**RECORDS SUPPLIED**:
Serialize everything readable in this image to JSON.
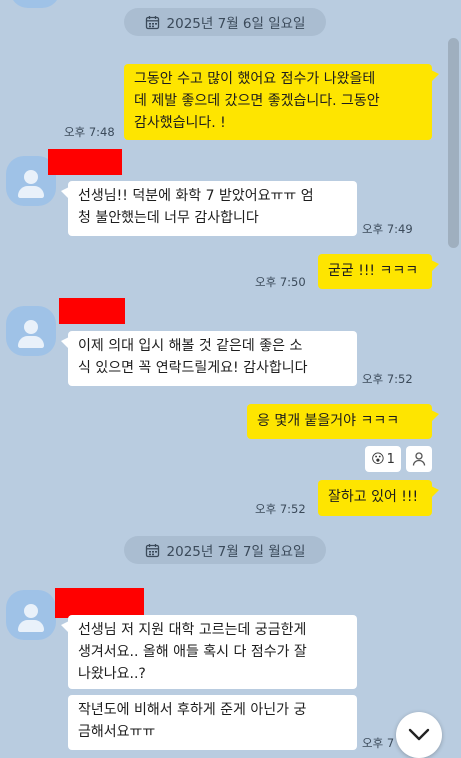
{
  "dates": {
    "first": "2025년 7월 6일 일요일",
    "second": "2025년 7월 7일 월요일"
  },
  "messages": [
    {
      "text": "그동안 수고 많이 했어요 점수가 나왔을테\n데 제발 좋으데 갔으면 좋겠습니다. 그동안\n감사했습니다. !",
      "time": "오후 7:48"
    },
    {
      "text": "선생님!! 덕분에 화학 7 받았어요ㅠㅠ 엄\n청 불안했는데 너무 감사합니다",
      "time": "오후 7:49"
    },
    {
      "text": "굳굳 !!! ㅋㅋㅋ",
      "time": "오후 7:50"
    },
    {
      "text": "이제 의대 입시 해볼 것 같은데 좋은 소\n식 있으면 꼭 연락드릴게요! 감사합니다",
      "time": "오후 7:52"
    },
    {
      "text": "응 몇개 붙을거야 ㅋㅋㅋ",
      "time": ""
    },
    {
      "text": "잘하고 있어 !!!",
      "time": "오후 7:52"
    },
    {
      "text": "선생님 저 지원 대학 고르는데 궁금한게\n생겨서요.. 올해 애들 혹시 다 점수가 잘\n나왔나요..?",
      "time": ""
    },
    {
      "text": "작년도에 비해서 후하게 준게 아닌가 궁\n금해서요ㅠㅠ",
      "time": "오후 7"
    }
  ],
  "reaction": {
    "emoji": "😮",
    "count": "1"
  },
  "colors": {
    "background": "#b9cce0",
    "my_bubble": "#fee500",
    "their_bubble": "#ffffff"
  }
}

**WHAT THE EXERCISE ASKS**: Copy out all the data exactly; skip the pictures.

**WRITTEN SOLUTION**:
Serialize everything readable in this image to JSON.
{
  "dates": {
    "first": "2025년 7월 6일 일요일",
    "second": "2025년 7월 7일 월요일"
  },
  "messages": [
    {
      "text": "그동안 수고 많이 했어요 점수가 나왔을테\n데 제발 좋으데 갔으면 좋겠습니다. 그동안\n감사했습니다. !",
      "time": "오후 7:48"
    },
    {
      "text": "선생님!! 덕분에 화학 7 받았어요ㅠㅠ 엄\n청 불안했는데 너무 감사합니다",
      "time": "오후 7:49"
    },
    {
      "text": "굳굳 !!! ㅋㅋㅋ",
      "time": "오후 7:50"
    },
    {
      "text": "이제 의대 입시 해볼 것 같은데 좋은 소\n식 있으면 꼭 연락드릴게요! 감사합니다",
      "time": "오후 7:52"
    },
    {
      "text": "응 몇개 붙을거야 ㅋㅋㅋ",
      "time": ""
    },
    {
      "text": "잘하고 있어 !!!",
      "time": "오후 7:52"
    },
    {
      "text": "선생님 저 지원 대학 고르는데 궁금한게\n생겨서요.. 올해 애들 혹시 다 점수가 잘\n나왔나요..?",
      "time": ""
    },
    {
      "text": "작년도에 비해서 후하게 준게 아닌가 궁\n금해서요ㅠㅠ",
      "time": "오후 7"
    }
  ],
  "reaction": {
    "emoji": "😮",
    "count": "1"
  },
  "colors": {
    "background": "#b9cce0",
    "my_bubble": "#fee500",
    "their_bubble": "#ffffff"
  }
}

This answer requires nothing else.